→ INSTRUCTION: Every line below is to be quoted exactly, with nothing added or dropped.

[START OF RECORD EXTRACTS]

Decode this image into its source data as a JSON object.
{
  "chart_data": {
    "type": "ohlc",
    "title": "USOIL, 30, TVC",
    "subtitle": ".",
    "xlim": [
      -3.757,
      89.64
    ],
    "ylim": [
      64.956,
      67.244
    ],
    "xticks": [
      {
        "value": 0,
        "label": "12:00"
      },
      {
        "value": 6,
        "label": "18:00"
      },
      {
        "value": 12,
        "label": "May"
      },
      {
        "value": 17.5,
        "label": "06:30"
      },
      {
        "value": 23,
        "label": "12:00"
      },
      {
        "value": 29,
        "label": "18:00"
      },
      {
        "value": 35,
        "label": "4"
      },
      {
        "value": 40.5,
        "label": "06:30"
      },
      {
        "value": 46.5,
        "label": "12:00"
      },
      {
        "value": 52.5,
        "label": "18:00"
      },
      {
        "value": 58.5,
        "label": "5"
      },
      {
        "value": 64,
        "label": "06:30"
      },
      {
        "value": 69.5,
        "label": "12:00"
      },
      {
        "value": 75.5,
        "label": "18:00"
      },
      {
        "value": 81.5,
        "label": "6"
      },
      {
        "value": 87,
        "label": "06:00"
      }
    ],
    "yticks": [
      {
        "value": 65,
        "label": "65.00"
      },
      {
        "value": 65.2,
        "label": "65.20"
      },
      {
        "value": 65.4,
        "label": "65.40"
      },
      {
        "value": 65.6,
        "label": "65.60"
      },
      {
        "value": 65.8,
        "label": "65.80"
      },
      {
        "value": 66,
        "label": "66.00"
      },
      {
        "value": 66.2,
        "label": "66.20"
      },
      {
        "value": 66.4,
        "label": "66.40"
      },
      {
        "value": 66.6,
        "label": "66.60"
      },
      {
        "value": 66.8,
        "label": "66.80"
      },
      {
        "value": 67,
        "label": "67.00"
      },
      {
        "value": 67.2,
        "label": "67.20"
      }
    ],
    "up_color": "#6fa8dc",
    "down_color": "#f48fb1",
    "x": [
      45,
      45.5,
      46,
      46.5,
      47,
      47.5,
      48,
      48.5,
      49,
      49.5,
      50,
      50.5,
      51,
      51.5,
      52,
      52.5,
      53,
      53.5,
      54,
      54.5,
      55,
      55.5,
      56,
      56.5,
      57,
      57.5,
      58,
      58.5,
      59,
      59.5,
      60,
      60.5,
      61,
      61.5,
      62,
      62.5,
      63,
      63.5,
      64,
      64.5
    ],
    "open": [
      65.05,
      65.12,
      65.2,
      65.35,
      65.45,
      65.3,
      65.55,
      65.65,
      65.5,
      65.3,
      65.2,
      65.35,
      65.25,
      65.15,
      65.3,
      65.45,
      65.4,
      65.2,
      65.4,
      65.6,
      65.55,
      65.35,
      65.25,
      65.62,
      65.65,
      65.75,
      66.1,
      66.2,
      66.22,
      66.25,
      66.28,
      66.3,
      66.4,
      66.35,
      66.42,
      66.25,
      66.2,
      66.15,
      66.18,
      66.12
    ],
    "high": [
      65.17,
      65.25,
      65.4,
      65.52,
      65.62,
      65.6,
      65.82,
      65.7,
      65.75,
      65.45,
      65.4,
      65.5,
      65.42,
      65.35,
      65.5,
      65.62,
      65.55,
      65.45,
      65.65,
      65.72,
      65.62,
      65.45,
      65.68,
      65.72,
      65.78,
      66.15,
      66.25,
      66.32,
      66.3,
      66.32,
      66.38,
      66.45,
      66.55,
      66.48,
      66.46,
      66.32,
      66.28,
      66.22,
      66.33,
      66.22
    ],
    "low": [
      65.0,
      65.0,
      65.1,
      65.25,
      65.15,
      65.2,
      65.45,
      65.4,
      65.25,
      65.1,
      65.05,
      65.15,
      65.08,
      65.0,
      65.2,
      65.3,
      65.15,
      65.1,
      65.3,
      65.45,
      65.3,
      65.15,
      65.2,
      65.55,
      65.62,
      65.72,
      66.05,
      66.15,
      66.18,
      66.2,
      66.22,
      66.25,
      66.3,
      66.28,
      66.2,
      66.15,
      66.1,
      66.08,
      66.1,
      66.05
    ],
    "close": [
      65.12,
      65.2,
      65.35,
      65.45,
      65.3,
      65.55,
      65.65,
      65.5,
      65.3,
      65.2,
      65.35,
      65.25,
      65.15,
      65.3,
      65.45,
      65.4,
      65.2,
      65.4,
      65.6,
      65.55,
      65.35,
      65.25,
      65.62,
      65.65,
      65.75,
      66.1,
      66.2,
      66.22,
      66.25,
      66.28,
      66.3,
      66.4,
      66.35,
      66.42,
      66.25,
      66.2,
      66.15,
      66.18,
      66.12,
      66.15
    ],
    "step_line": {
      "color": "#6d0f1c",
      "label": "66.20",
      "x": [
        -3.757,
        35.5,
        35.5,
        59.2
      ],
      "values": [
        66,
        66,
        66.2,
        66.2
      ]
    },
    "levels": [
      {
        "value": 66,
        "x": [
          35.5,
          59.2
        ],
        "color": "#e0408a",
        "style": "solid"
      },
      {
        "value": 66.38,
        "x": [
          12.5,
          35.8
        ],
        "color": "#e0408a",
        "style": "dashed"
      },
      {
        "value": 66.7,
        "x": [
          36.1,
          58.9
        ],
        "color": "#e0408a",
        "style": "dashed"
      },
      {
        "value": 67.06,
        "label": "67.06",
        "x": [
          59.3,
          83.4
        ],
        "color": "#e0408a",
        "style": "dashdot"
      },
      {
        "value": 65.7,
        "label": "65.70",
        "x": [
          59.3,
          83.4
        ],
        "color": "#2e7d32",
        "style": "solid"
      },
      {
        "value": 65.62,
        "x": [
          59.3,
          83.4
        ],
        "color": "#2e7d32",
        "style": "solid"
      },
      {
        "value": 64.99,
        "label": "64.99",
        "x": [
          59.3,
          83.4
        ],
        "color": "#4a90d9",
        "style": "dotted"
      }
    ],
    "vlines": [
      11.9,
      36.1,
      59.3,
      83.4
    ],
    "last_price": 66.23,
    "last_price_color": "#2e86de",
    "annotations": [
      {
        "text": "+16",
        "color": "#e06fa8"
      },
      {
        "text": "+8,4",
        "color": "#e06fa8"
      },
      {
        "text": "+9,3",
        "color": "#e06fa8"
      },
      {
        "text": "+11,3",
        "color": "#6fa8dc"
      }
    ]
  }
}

[END OF RECORD EXTRACTS]

→ ANSWER FOR THIS EXERCISE:
Decode this image into its source data as a JSON object.
{
  "chart_data": {
    "type": "ohlc",
    "title": "USOIL, 30, TVC",
    "subtitle": ".",
    "xlim": [
      -3.757,
      89.64
    ],
    "ylim": [
      64.956,
      67.244
    ],
    "xticks": [
      {
        "value": 0,
        "label": "12:00"
      },
      {
        "value": 6,
        "label": "18:00"
      },
      {
        "value": 12,
        "label": "May"
      },
      {
        "value": 17.5,
        "label": "06:30"
      },
      {
        "value": 23,
        "label": "12:00"
      },
      {
        "value": 29,
        "label": "18:00"
      },
      {
        "value": 35,
        "label": "4"
      },
      {
        "value": 40.5,
        "label": "06:30"
      },
      {
        "value": 46.5,
        "label": "12:00"
      },
      {
        "value": 52.5,
        "label": "18:00"
      },
      {
        "value": 58.5,
        "label": "5"
      },
      {
        "value": 64,
        "label": "06:30"
      },
      {
        "value": 69.5,
        "label": "12:00"
      },
      {
        "value": 75.5,
        "label": "18:00"
      },
      {
        "value": 81.5,
        "label": "6"
      },
      {
        "value": 87,
        "label": "06:00"
      }
    ],
    "yticks": [
      {
        "value": 65,
        "label": "65.00"
      },
      {
        "value": 65.2,
        "label": "65.20"
      },
      {
        "value": 65.4,
        "label": "65.40"
      },
      {
        "value": 65.6,
        "label": "65.60"
      },
      {
        "value": 65.8,
        "label": "65.80"
      },
      {
        "value": 66,
        "label": "66.00"
      },
      {
        "value": 66.2,
        "label": "66.20"
      },
      {
        "value": 66.4,
        "label": "66.40"
      },
      {
        "value": 66.6,
        "label": "66.60"
      },
      {
        "value": 66.8,
        "label": "66.80"
      },
      {
        "value": 67,
        "label": "67.00"
      },
      {
        "value": 67.2,
        "label": "67.20"
      }
    ],
    "up_color": "#6fa8dc",
    "down_color": "#f48fb1",
    "x": [
      45,
      45.5,
      46,
      46.5,
      47,
      47.5,
      48,
      48.5,
      49,
      49.5,
      50,
      50.5,
      51,
      51.5,
      52,
      52.5,
      53,
      53.5,
      54,
      54.5,
      55,
      55.5,
      56,
      56.5,
      57,
      57.5,
      58,
      58.5,
      59,
      59.5,
      60,
      60.5,
      61,
      61.5,
      62,
      62.5,
      63,
      63.5,
      64,
      64.5
    ],
    "open": [
      65.05,
      65.12,
      65.2,
      65.35,
      65.45,
      65.3,
      65.55,
      65.65,
      65.5,
      65.3,
      65.2,
      65.35,
      65.25,
      65.15,
      65.3,
      65.45,
      65.4,
      65.2,
      65.4,
      65.6,
      65.55,
      65.35,
      65.25,
      65.62,
      65.65,
      65.75,
      66.1,
      66.2,
      66.22,
      66.25,
      66.28,
      66.3,
      66.4,
      66.35,
      66.42,
      66.25,
      66.2,
      66.15,
      66.18,
      66.12
    ],
    "high": [
      65.17,
      65.25,
      65.4,
      65.52,
      65.62,
      65.6,
      65.82,
      65.7,
      65.75,
      65.45,
      65.4,
      65.5,
      65.42,
      65.35,
      65.5,
      65.62,
      65.55,
      65.45,
      65.65,
      65.72,
      65.62,
      65.45,
      65.68,
      65.72,
      65.78,
      66.15,
      66.25,
      66.32,
      66.3,
      66.32,
      66.38,
      66.45,
      66.55,
      66.48,
      66.46,
      66.32,
      66.28,
      66.22,
      66.33,
      66.22
    ],
    "low": [
      65.0,
      65.0,
      65.1,
      65.25,
      65.15,
      65.2,
      65.45,
      65.4,
      65.25,
      65.1,
      65.05,
      65.15,
      65.08,
      65.0,
      65.2,
      65.3,
      65.15,
      65.1,
      65.3,
      65.45,
      65.3,
      65.15,
      65.2,
      65.55,
      65.62,
      65.72,
      66.05,
      66.15,
      66.18,
      66.2,
      66.22,
      66.25,
      66.3,
      66.28,
      66.2,
      66.15,
      66.1,
      66.08,
      66.1,
      66.05
    ],
    "close": [
      65.12,
      65.2,
      65.35,
      65.45,
      65.3,
      65.55,
      65.65,
      65.5,
      65.3,
      65.2,
      65.35,
      65.25,
      65.15,
      65.3,
      65.45,
      65.4,
      65.2,
      65.4,
      65.6,
      65.55,
      65.35,
      65.25,
      65.62,
      65.65,
      65.75,
      66.1,
      66.2,
      66.22,
      66.25,
      66.28,
      66.3,
      66.4,
      66.35,
      66.42,
      66.25,
      66.2,
      66.15,
      66.18,
      66.12,
      66.15
    ],
    "step_line": {
      "color": "#6d0f1c",
      "label": "66.20",
      "x": [
        -3.757,
        35.5,
        35.5,
        59.2
      ],
      "values": [
        66,
        66,
        66.2,
        66.2
      ]
    },
    "levels": [
      {
        "value": 66,
        "x": [
          35.5,
          59.2
        ],
        "color": "#e0408a",
        "style": "solid"
      },
      {
        "value": 66.38,
        "x": [
          12.5,
          35.8
        ],
        "color": "#e0408a",
        "style": "dashed"
      },
      {
        "value": 66.7,
        "x": [
          36.1,
          58.9
        ],
        "color": "#e0408a",
        "style": "dashed"
      },
      {
        "value": 67.06,
        "label": "67.06",
        "x": [
          59.3,
          83.4
        ],
        "color": "#e0408a",
        "style": "dashdot"
      },
      {
        "value": 65.7,
        "label": "65.70",
        "x": [
          59.3,
          83.4
        ],
        "color": "#2e7d32",
        "style": "solid"
      },
      {
        "value": 65.62,
        "x": [
          59.3,
          83.4
        ],
        "color": "#2e7d32",
        "style": "solid"
      },
      {
        "value": 64.99,
        "label": "64.99",
        "x": [
          59.3,
          83.4
        ],
        "color": "#4a90d9",
        "style": "dotted"
      }
    ],
    "vlines": [
      11.9,
      36.1,
      59.3,
      83.4
    ],
    "last_price": 66.23,
    "last_price_color": "#2e86de",
    "annotations": [
      {
        "text": "+16",
        "color": "#e06fa8"
      },
      {
        "text": "+8,4",
        "color": "#e06fa8"
      },
      {
        "text": "+9,3",
        "color": "#e06fa8"
      },
      {
        "text": "+11,3",
        "color": "#6fa8dc"
      }
    ]
  }
}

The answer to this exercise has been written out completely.